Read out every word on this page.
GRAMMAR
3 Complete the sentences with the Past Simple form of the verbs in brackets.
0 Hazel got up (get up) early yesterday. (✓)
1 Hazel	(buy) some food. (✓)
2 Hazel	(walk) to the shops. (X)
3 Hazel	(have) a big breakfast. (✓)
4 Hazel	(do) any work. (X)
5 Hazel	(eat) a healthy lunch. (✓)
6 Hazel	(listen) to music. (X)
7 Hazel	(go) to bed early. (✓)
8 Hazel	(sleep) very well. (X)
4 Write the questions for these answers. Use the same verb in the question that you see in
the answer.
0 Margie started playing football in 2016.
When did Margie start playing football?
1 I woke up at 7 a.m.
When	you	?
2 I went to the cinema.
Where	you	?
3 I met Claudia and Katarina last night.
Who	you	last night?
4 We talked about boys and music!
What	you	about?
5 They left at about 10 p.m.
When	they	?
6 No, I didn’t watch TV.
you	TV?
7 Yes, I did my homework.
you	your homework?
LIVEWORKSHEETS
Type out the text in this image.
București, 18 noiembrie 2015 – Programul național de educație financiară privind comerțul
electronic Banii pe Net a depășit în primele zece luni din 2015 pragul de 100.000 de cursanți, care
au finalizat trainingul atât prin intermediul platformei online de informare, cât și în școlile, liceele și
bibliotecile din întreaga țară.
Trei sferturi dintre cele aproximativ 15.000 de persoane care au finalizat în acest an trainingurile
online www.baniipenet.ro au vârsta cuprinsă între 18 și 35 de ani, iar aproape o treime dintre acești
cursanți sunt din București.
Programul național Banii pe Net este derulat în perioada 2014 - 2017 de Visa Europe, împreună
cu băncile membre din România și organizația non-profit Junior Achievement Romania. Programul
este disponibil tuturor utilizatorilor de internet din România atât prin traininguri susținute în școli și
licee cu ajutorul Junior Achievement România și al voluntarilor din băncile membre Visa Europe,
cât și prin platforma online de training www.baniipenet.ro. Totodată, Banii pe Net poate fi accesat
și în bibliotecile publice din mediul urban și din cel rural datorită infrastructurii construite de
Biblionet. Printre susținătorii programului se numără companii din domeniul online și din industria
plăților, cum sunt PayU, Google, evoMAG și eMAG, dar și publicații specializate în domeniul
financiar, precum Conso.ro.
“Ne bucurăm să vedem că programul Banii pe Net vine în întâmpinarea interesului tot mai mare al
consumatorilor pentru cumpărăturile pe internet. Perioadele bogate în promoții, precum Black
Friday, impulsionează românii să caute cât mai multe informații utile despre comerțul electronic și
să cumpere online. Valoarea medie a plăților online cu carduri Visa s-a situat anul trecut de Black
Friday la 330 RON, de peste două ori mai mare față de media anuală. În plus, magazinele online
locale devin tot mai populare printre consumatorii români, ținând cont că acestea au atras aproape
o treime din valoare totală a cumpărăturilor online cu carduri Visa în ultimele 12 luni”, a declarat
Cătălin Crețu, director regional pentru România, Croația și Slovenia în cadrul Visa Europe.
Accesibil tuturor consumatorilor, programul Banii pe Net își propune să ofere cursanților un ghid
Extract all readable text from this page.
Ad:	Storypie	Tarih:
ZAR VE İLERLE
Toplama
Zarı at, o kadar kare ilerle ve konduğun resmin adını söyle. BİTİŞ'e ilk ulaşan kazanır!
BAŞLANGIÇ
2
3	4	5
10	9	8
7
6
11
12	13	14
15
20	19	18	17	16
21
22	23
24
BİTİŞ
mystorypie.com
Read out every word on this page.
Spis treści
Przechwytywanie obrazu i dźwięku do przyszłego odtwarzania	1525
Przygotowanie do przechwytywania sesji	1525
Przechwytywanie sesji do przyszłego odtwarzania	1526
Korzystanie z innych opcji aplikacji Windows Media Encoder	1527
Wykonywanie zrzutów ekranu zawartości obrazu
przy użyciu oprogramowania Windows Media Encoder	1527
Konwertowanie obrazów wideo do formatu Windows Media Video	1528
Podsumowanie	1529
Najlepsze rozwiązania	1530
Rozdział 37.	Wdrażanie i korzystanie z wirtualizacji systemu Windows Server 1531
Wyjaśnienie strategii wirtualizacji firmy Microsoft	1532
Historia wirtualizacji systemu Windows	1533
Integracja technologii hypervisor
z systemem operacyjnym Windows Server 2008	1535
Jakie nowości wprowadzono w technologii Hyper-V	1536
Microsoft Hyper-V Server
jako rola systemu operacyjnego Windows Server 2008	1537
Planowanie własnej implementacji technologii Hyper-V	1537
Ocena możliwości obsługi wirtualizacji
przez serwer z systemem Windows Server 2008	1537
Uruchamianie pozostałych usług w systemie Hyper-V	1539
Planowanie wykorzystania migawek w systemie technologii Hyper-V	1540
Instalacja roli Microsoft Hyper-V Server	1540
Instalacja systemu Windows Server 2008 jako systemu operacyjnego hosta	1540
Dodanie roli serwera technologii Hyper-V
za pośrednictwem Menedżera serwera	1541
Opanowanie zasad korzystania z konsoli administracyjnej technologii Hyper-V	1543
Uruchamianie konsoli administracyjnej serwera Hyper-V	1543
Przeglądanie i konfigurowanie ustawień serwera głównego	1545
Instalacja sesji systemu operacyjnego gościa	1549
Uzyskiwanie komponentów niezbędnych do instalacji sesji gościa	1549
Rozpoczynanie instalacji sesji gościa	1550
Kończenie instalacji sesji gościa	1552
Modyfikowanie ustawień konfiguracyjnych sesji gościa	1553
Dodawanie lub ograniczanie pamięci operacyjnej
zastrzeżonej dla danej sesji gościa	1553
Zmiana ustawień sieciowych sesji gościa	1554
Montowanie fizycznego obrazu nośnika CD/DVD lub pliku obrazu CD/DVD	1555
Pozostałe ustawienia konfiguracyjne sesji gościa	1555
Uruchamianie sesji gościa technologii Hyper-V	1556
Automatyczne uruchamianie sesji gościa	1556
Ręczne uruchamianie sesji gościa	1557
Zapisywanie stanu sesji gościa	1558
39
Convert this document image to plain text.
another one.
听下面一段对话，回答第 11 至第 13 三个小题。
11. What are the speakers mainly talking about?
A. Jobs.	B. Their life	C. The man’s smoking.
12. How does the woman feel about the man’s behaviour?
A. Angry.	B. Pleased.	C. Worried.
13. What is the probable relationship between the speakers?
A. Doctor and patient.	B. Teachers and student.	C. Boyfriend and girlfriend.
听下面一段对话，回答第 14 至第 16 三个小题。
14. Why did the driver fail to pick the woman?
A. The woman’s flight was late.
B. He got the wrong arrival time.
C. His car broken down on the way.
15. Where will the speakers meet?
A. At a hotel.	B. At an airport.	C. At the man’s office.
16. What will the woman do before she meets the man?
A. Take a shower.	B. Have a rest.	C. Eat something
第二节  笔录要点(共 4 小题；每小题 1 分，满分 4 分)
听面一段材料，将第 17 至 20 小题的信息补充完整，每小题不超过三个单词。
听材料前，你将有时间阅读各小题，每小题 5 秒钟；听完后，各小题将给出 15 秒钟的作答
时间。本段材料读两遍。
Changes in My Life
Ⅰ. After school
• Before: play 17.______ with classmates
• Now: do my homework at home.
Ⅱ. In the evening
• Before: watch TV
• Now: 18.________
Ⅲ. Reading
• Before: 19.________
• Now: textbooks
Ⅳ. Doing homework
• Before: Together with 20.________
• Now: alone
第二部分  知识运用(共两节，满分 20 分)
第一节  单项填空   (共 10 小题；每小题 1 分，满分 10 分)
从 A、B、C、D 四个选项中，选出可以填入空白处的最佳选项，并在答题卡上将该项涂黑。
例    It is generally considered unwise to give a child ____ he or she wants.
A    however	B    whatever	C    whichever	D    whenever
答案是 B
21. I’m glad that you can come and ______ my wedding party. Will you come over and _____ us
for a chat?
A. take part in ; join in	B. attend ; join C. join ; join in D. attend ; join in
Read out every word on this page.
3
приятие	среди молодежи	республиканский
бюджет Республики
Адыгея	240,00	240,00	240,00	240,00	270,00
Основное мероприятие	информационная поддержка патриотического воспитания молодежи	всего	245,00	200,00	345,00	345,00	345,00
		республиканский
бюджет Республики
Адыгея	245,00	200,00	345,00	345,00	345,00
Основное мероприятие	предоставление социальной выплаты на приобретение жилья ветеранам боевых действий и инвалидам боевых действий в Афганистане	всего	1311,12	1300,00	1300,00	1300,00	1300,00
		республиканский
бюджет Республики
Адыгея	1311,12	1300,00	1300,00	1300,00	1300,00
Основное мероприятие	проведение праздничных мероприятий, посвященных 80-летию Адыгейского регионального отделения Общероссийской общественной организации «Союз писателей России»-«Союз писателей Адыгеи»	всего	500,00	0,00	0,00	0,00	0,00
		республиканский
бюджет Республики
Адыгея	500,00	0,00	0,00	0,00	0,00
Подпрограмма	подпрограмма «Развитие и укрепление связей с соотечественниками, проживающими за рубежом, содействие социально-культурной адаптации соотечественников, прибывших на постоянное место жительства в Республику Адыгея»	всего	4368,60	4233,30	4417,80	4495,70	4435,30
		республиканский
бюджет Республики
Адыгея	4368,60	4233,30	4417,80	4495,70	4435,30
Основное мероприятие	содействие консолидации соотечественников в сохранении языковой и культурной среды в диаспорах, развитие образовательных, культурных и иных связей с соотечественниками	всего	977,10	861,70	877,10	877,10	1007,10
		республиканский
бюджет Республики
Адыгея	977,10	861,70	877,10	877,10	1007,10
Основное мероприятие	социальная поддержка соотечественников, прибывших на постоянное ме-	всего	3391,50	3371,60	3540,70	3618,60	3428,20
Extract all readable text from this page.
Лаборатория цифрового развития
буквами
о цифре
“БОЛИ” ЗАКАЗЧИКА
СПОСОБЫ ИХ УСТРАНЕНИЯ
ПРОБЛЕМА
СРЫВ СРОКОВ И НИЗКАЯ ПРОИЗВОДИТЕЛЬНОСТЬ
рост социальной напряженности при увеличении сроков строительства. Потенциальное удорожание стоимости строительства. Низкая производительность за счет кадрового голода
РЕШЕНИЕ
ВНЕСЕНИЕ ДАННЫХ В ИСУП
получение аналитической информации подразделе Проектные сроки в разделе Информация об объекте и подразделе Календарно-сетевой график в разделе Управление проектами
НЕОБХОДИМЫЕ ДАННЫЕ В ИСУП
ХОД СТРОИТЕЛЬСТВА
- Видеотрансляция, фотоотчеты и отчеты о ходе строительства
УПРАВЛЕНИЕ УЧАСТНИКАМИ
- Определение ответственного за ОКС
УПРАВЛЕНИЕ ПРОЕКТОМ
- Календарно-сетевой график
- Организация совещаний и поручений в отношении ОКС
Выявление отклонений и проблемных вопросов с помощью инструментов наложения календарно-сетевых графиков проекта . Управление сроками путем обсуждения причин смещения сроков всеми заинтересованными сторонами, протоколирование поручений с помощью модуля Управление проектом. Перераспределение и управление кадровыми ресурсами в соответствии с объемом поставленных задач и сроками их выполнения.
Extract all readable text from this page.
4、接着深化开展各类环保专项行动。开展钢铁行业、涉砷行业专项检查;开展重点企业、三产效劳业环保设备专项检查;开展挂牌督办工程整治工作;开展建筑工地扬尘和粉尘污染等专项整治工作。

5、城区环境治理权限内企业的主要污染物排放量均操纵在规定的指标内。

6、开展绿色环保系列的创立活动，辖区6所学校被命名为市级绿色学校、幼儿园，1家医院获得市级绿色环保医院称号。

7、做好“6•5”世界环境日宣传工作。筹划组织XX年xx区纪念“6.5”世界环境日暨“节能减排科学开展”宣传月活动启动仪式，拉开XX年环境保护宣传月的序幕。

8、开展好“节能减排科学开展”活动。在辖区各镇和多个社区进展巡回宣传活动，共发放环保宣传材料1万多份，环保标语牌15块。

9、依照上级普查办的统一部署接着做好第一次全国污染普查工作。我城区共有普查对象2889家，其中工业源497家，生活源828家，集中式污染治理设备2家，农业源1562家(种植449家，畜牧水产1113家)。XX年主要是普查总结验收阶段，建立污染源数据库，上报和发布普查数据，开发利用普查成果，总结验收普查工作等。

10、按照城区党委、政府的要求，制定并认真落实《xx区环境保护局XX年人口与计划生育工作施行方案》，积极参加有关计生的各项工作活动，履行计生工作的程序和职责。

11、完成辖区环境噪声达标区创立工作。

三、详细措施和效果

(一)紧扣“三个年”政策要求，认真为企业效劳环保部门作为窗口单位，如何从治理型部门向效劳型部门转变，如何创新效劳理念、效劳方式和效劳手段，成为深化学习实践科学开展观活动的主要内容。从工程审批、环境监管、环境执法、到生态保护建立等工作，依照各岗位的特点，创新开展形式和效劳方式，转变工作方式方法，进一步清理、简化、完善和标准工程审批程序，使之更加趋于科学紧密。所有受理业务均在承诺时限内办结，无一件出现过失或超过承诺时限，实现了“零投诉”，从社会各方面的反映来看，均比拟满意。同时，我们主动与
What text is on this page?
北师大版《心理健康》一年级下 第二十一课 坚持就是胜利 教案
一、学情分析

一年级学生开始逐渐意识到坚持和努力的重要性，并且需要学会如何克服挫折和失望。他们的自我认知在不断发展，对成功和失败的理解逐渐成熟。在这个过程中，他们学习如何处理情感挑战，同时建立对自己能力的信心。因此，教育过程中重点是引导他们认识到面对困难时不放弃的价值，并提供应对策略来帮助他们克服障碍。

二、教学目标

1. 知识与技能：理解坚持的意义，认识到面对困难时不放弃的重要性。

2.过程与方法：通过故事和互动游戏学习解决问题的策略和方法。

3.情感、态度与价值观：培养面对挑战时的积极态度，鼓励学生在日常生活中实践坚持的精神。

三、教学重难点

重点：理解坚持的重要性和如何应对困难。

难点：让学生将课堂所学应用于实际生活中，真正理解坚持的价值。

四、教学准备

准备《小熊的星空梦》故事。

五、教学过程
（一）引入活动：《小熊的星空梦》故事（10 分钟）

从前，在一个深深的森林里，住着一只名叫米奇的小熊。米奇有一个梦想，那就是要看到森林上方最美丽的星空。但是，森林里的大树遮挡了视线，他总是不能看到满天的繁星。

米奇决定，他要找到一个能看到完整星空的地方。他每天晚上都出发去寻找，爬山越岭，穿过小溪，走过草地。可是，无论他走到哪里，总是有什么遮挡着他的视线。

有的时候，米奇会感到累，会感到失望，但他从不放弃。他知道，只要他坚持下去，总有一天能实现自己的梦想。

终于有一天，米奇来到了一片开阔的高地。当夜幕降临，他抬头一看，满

***

WHAT THE TASK REQUIRES:
Each line in the entries above that includes the string "music" should be extracted.

PROBLEM SOLUTION:
6 Hazel	(listen) to music. (X)
4 We talked about boys and music!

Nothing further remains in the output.